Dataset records
[start]
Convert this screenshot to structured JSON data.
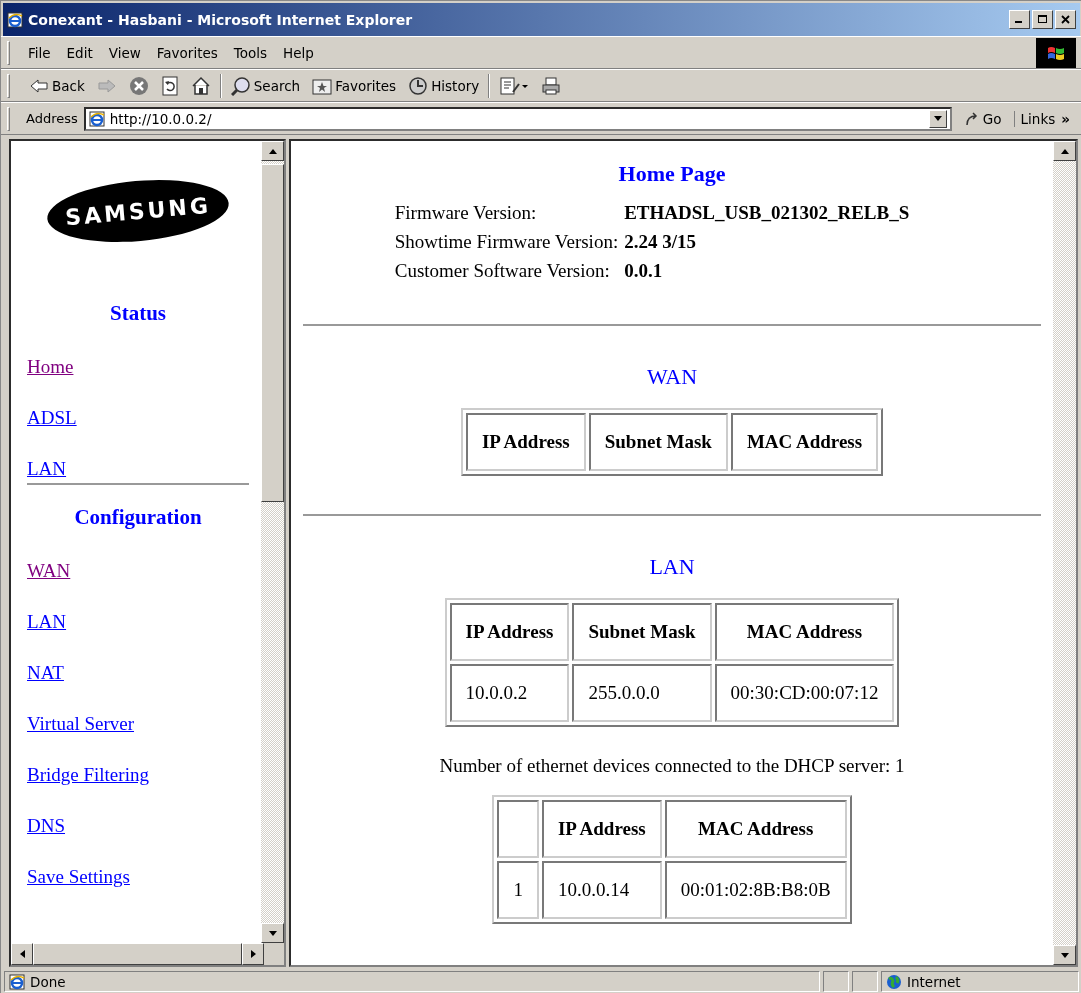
{
  "window": {
    "title": "Conexant - Hasbani - Microsoft Internet Explorer"
  },
  "menu": [
    "File",
    "Edit",
    "View",
    "Favorites",
    "Tools",
    "Help"
  ],
  "toolbar": [
    {
      "kind": "back",
      "label": "Back"
    },
    {
      "kind": "forward"
    },
    {
      "kind": "stop"
    },
    {
      "kind": "refresh"
    },
    {
      "kind": "home"
    },
    {
      "kind": "search",
      "label": "Search"
    },
    {
      "kind": "favorites",
      "label": "Favorites"
    },
    {
      "kind": "history",
      "label": "History"
    },
    {
      "kind": "edit"
    },
    {
      "kind": "print"
    }
  ],
  "address": {
    "label": "Address",
    "value": "http://10.0.0.2/",
    "go": "Go",
    "links": "Links",
    "links_chevron": "»"
  },
  "sidebar": {
    "logo": "SAMSUNG",
    "sections": [
      {
        "heading": "Status",
        "items": [
          {
            "label": "Home",
            "visited": true
          },
          {
            "label": "ADSL",
            "visited": false
          },
          {
            "label": "LAN",
            "visited": false
          }
        ]
      },
      {
        "heading": "Configuration",
        "items": [
          {
            "label": "WAN",
            "visited": true
          },
          {
            "label": "LAN",
            "visited": false
          },
          {
            "label": "NAT",
            "visited": false
          },
          {
            "label": "Virtual Server",
            "visited": false
          },
          {
            "label": "Bridge Filtering",
            "visited": false
          },
          {
            "label": "DNS",
            "visited": false
          },
          {
            "label": "Save Settings",
            "visited": false
          }
        ]
      }
    ]
  },
  "main": {
    "title": "Home Page",
    "info": [
      {
        "label": "Firmware Version:",
        "value": "ETHADSL_USB_021302_RELB_S"
      },
      {
        "label": "Showtime Firmware Version:",
        "value": "2.24 3/15"
      },
      {
        "label": "Customer Software Version:",
        "value": "0.0.1"
      }
    ],
    "sections": [
      {
        "heading": "WAN",
        "tables": [
          {
            "columns": [
              "IP Address",
              "Subnet Mask",
              "MAC Address"
            ]
          }
        ]
      },
      {
        "heading": "LAN",
        "tables": [
          {
            "columns": [
              "IP Address",
              "Subnet Mask",
              "MAC Address"
            ],
            "rows": [
              {
                "cells": [
                  "10.0.0.2",
                  "255.0.0.0",
                  "00:30:CD:00:07:12"
                ]
              }
            ]
          },
          {
            "note": "Number of ethernet devices connected to the DHCP server: 1",
            "columns": [
              "IP Address",
              "MAC Address"
            ],
            "rows": [
              {
                "index": "1",
                "cells": [
                  "10.0.0.14",
                  "00:01:02:8B:B8:0B"
                ]
              }
            ]
          }
        ]
      }
    ]
  },
  "status_bar": {
    "text": "Done",
    "zone": "Internet"
  }
}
[end]
Reply with nothing but the number of lines that contain the word "Internet".

**SOLVED EXERCISE**
2